**Task directions**
Copy out only the lines running from the one that contains "What text is on this page?" through the end of the listing. Pictures stay out.

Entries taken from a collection
◆ ◆ ◆
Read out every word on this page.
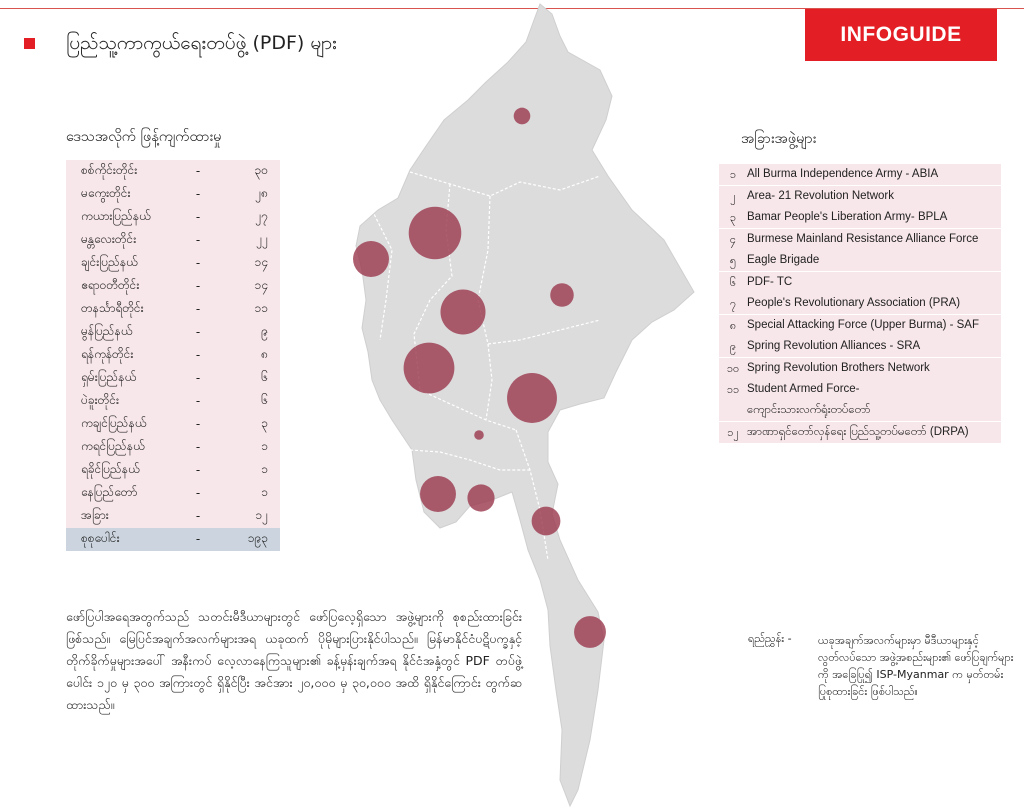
ပြည်သူ့ကာကွယ်ရေးတပ်ဖွဲ့ (PDF) များ	INFOGUIDE
ဒေသအလိုက် ဖြန့်ကျက်ထားမှု
စစ်ကိုင်းတိုင်း	-	၃၀
မကွေးတိုင်း	-	၂၈
ကယားပြည်နယ်	-	၂၇
မန္တလေးတိုင်း	-	၂၂
ချင်းပြည်နယ်	-	၁၄
ဧရာဝတီတိုင်း	-	၁၄
တနင်္သာရီတိုင်း	-	၁၁
မွန်ပြည်နယ်	-	၉
ရန်ကုန်တိုင်း	-	၈
ရှမ်းပြည်နယ်	-	၆
ပဲခူးတိုင်း	-	၆
ကချင်ပြည်နယ်	-	၃
ကရင်ပြည်နယ်	-	၁
ရခိုင်ပြည်နယ်	-	၁
နေပြည်တော်	-	၁
အခြား	-	၁၂
စုစုပေါင်း	-	၁၉၃
အခြားအဖွဲ့များ
၁ All Burma Independence Army - ABIA
၂ Area- 21 Revolution Network
၃ Bamar People's Liberation Army- BPLA
၄ Burmese Mainland Resistance Alliance Force
၅ Eagle Brigade
၆ PDF- TC
၇ People's Revolutionary Association (PRA)
၈ Special Attacking Force (Upper Burma) - SAF
၉ Spring Revolution Alliances - SRA
၁၀ Spring Revolution Brothers Network
၁၁ Student Armed Force-
ကျောင်းသားလက်ရုံးတပ်တော်
၁၂ အာဏာရှင်တော်လှန်ရေး ပြည်သူ့တပ်မတော် (DRPA)
ဖော်ပြပါအရေအတွက်သည် သတင်းမီဒီယာများတွင် ဖော်ပြလေ့ရှိသော အဖွဲ့များကို စုစည်းထားခြင်းဖြစ်သည်။ မြေပြင်အချက်အလက်များအရ ယခုထက် ပိုမိုများပြားနိုင်ပါသည်။ မြန်မာနိုင်ငံပဋိပက္ခနှင့် တိုက်ခိုက်မှုများအပေါ် အနီးကပ် လေ့လာနေကြသူများ၏ ခန့်မှန်းချက်အရ နိုင်ငံအနှံ့တွင် PDF တပ်ဖွဲ့ပေါင်း ၁၂၀ မှ ၃၀၀ အကြားတွင် ရှိနိုင်ပြီး အင်အား ၂၀,၀၀၀ မှ ၃၀,၀၀၀ အထိ ရှိနိုင်ကြောင်း တွက်ဆထားသည်။
ရည်ညွှန်း - ယခုအချက်အလက်များမှာ မီဒီယာများနှင့် လွတ်လပ်သော အဖွဲ့အစည်းများ၏ ဖော်ပြချက်များကို အခြေပြု၍ ISP-Myanmar က မှတ်တမ်း ပြုစုထားခြင်း ဖြစ်ပါသည်။
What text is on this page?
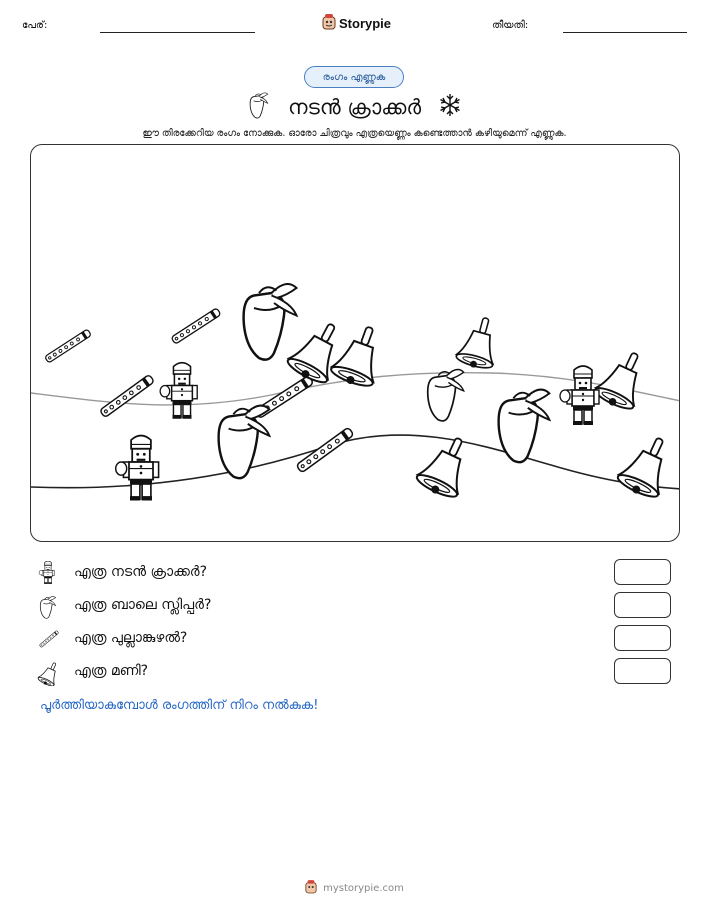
പേര്:	Storypie	തീയതി:
രംഗം എണ്ണുക
നടൻ ക്രാക്കർ
ഈ തിരക്കേറിയ രംഗം നോക്കുക. ഓരോ ചിത്രവും എത്രയെണ്ണം കണ്ടെത്താൻ കഴിയുമെന്ന് എണ്ണുക.
എത്ര നടൻ ക്രാക്കർ?
എത്ര ബാലെ സ്ലിപ്പർ?
എത്ര പുല്ലാങ്കുഴൽ?
എത്ര മണി?
പൂർത്തിയാകുമ്പോൾ രംഗത്തിന് നിറം നൽകുക!
mystorypie.com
◆ ◆ ◆
**Full output**
What text is on this page?
പേര്:	Storypie	തീയതി:
രംഗം എണ്ണുക
നടൻ ക്രാക്കർ
ഈ തിരക്കേറിയ രംഗം നോക്കുക. ഓരോ ചിത്രവും എത്രയെണ്ണം കണ്ടെത്താൻ കഴിയുമെന്ന് എണ്ണുക.
എത്ര നടൻ ക്രാക്കർ?
എത്ര ബാലെ സ്ലിപ്പർ?
എത്ര പുല്ലാങ്കുഴൽ?
എത്ര മണി?
പൂർത്തിയാകുമ്പോൾ രംഗത്തിന് നിറം നൽകുക!
mystorypie.com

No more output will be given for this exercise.